_Source records_.
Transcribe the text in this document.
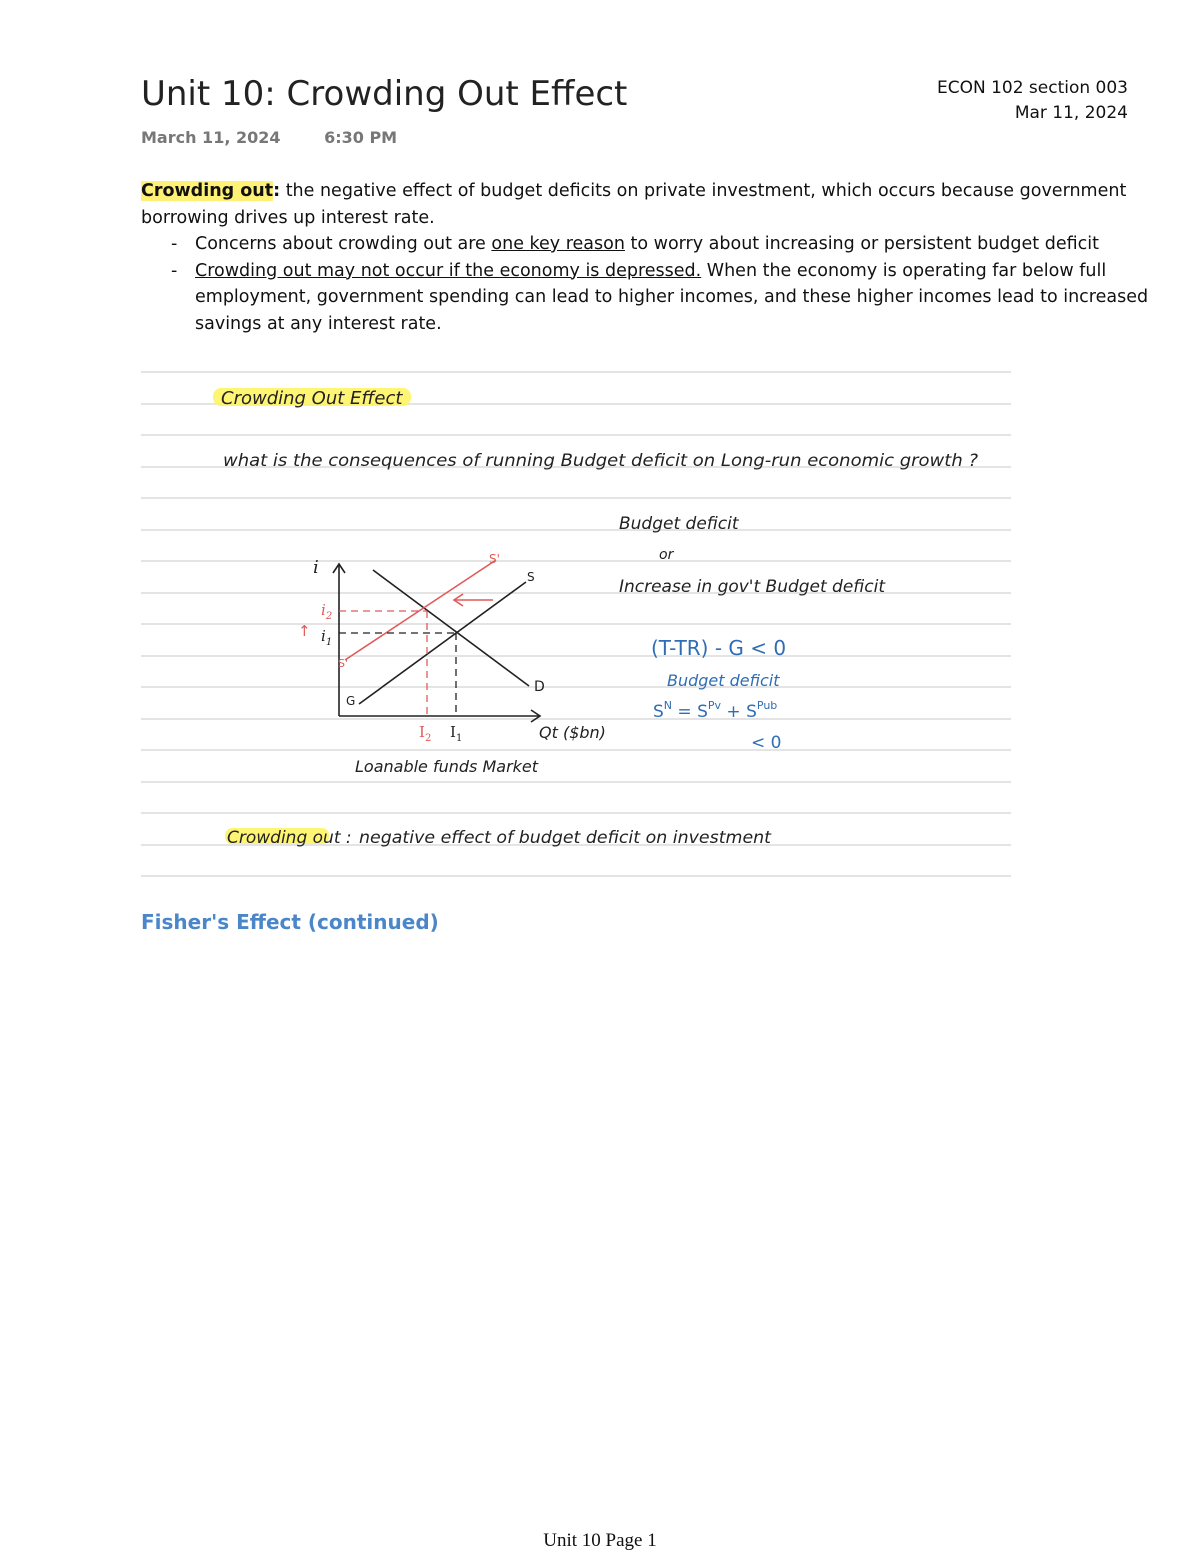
Unit 10: Crowding Out Effect	ECON 102 section 003
Mar 11, 2024
March 11, 2024	6:30 PM
Crowding out: the negative effect of budget deficits on private investment, which occurs because government borrowing drives up interest rate.
- Concerns about crowding out are one key reason to worry about increasing or persistent budget deficit
- Crowding out may not occur if the economy is depressed. When the economy is operating far below full employment, government spending can lead to higher incomes, and these higher incomes lead to increased savings at any interest rate.
Crowding Out Effect
what is the consequences of running Budget deficit on Long-run economic growth ?
Budget deficit
or
Increase in gov't Budget deficit
(T-TR) - G < 0
Budget deficit
$S^N = S^{Pv} + S^{Pub}$
< 0
i
Qt ($bn)
D
S
G
S'
S'
$i_1$
$i_2$
↑
$I_2$ $I_1$
Loanable funds Market
Crowding out : negative effect of budget deficit on investment
Fisher's Effect (continued)
Unit 10 Page 1
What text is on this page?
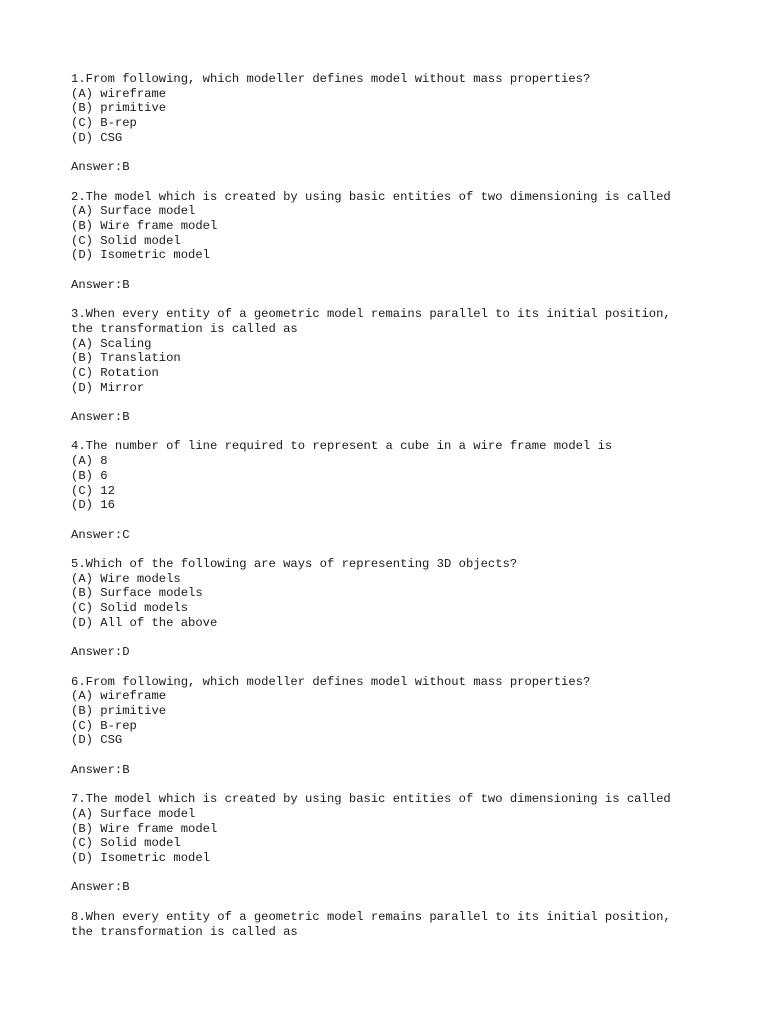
1.From following, which modeller defines model without mass properties?
(A) wireframe
(B) primitive
(C) B-rep
(D) CSG
Answer:B
2.The model which is created by using basic entities of two dimensioning is called
(A) Surface model
(B) Wire frame model
(C) Solid model
(D) Isometric model
Answer:B
3.When every entity of a geometric model remains parallel to its initial position,
the transformation is called as
(A) Scaling
(B) Translation
(C) Rotation
(D) Mirror
Answer:B
4.The number of line required to represent a cube in a wire frame model is
(A) 8
(B) 6
(C) 12
(D) 16
Answer:C
5.Which of the following are ways of representing 3D objects?
(A) Wire models
(B) Surface models
(C) Solid models
(D) All of the above
Answer:D
6.From following, which modeller defines model without mass properties?
(A) wireframe
(B) primitive
(C) B-rep
(D) CSG
Answer:B
7.The model which is created by using basic entities of two dimensioning is called
(A) Surface model
(B) Wire frame model
(C) Solid model
(D) Isometric model
Answer:B
8.When every entity of a geometric model remains parallel to its initial position,
the transformation is called as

_Task requirements_. Choose all lines containing the string "parallel" and copy them out.

_Solution for this problem_.
3.When every entity of a geometric model remains parallel to its initial position,
8.When every entity of a geometric model remains parallel to its initial position,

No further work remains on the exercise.